• SUPPLIED DATA:
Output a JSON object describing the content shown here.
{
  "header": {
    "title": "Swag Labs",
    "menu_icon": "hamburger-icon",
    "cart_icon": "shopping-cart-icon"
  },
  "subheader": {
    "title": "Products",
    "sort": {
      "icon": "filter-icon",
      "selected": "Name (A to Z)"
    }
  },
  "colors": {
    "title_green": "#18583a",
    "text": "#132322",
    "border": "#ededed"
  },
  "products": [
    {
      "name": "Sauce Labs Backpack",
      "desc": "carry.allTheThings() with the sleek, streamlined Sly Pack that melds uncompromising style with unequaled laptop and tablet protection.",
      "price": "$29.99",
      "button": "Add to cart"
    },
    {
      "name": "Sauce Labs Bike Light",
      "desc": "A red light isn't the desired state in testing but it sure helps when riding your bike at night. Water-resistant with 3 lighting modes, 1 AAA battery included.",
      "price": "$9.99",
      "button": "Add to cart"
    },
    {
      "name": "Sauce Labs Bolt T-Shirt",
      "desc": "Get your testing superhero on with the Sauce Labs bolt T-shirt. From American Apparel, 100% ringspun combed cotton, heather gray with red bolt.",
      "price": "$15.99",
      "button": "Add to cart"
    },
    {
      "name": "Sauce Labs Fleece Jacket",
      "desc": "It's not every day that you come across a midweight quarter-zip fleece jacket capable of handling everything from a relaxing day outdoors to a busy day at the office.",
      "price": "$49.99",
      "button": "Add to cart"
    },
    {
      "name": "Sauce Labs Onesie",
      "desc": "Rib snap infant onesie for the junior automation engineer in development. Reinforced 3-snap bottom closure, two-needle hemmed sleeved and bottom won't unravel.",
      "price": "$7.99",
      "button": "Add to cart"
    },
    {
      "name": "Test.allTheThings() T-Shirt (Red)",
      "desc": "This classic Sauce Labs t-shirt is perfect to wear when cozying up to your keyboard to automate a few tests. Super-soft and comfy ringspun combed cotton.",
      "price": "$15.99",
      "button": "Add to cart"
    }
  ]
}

• OBJECTIVE: Return only those lines of the records that contain the string "cotton".

• ANSWER TO THE EXERCISE:
      "desc": "Get your testing superhero on with the Sauce Labs bolt T-shirt. From American Apparel, 100% ringspun combed cotton, heather gray with red bolt.",
      "desc": "This classic Sauce Labs t-shirt is perfect to wear when cozying up to your keyboard to automate a few tests. Super-soft and comfy ringspun combed cotton.",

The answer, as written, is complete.